## WORK TO COMPLETE
Report, from the records below, every line where the word "outpatient" appears.

## DATA LISTING
☆ ☆ ☆ ☆
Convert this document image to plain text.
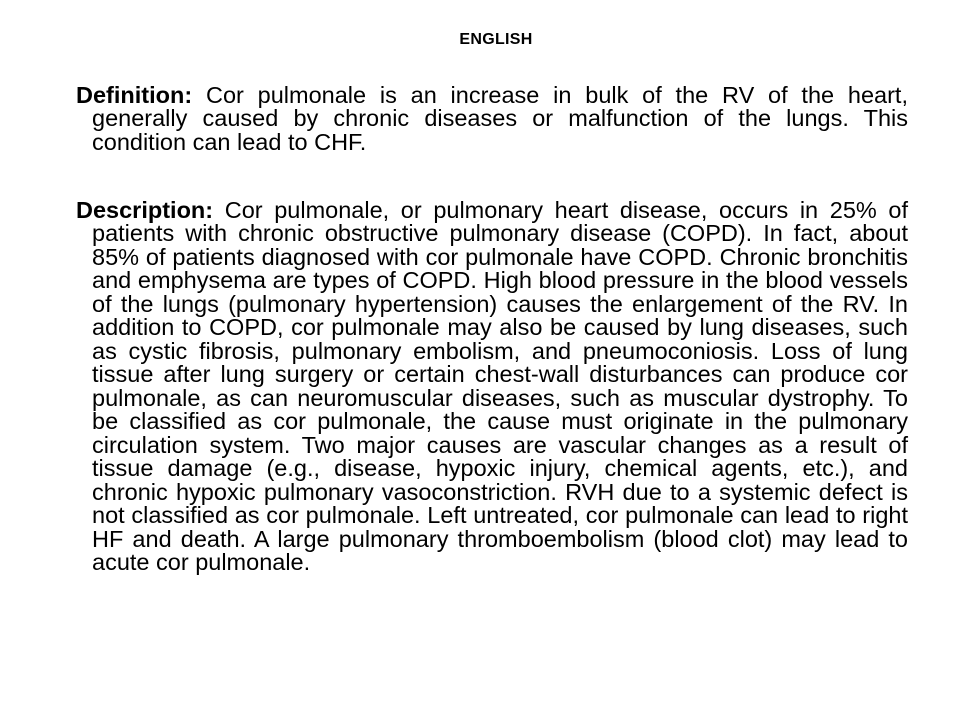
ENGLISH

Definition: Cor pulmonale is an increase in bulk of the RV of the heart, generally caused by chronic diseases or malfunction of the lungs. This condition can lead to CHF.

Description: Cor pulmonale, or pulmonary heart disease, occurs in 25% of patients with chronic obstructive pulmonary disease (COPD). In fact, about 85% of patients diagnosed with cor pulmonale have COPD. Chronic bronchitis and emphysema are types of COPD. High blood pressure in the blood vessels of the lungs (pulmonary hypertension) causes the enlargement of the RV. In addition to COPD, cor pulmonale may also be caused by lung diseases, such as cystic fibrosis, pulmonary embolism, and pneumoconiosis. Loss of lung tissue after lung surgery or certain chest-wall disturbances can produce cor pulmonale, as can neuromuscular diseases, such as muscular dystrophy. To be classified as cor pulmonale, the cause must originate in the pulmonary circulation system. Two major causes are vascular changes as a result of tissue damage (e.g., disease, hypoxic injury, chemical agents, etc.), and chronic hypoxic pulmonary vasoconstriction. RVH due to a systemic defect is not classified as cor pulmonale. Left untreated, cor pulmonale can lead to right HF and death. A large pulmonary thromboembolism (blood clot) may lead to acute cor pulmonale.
☆ ☆ ☆ ☆
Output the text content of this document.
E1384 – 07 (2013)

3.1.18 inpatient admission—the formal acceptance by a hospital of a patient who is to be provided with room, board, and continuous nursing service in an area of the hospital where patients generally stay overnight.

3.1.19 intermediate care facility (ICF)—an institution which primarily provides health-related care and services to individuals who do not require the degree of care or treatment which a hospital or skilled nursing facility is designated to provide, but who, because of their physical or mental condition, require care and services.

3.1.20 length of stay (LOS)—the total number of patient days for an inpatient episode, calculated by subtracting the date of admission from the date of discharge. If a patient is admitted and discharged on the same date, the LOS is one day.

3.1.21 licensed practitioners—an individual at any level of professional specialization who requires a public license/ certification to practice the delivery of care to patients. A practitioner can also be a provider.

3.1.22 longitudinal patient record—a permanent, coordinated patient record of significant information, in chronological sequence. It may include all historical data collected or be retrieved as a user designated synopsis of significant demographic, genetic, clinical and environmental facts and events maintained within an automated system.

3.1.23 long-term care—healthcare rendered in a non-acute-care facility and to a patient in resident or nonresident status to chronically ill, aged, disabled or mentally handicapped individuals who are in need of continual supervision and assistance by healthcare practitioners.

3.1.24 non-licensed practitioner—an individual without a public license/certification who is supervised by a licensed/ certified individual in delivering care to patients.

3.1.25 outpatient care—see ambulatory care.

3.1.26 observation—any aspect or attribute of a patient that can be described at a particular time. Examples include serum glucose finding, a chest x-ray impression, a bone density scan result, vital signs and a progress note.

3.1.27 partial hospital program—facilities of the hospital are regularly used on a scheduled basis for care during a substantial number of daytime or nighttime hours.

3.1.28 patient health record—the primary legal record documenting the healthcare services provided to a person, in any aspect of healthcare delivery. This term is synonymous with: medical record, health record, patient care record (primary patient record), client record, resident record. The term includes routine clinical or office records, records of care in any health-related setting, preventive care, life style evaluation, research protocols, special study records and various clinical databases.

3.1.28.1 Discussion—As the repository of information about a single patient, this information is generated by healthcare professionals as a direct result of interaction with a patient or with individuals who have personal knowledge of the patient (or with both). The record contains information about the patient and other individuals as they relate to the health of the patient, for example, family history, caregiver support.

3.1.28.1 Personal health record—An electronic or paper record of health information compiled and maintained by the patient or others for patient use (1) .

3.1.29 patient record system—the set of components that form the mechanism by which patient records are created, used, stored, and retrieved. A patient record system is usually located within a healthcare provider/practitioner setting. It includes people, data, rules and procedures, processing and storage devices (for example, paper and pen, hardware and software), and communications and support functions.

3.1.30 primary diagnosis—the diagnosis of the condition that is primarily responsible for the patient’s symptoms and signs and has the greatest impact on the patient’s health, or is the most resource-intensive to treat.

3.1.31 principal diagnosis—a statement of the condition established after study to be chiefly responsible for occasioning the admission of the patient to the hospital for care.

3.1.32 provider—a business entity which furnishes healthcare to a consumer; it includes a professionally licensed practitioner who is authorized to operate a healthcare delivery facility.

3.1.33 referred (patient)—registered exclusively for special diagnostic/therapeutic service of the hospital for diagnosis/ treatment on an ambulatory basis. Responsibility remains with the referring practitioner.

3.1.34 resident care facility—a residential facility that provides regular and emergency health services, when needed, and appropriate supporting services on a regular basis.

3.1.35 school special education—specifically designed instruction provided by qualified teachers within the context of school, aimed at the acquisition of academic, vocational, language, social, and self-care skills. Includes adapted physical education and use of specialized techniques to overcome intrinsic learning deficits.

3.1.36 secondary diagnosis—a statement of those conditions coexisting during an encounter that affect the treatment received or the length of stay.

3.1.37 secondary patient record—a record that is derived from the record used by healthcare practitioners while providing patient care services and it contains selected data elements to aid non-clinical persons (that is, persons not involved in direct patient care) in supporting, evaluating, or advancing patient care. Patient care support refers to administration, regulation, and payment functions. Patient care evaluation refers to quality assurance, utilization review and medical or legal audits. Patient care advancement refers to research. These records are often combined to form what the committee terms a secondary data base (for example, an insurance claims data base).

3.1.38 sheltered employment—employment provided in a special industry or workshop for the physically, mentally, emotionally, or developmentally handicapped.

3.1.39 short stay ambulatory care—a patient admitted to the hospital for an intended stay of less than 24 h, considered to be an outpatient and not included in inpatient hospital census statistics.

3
☆ ☆ ☆ ☆
## FINISHED EXERCISE
3.1.25 outpatient care—see ambulatory care.
3.1.39 short stay ambulatory care—a patient admitted to the hospital for an intended stay of less than 24 h, considered to be an outpatient and not included in inpatient hospital census statistics.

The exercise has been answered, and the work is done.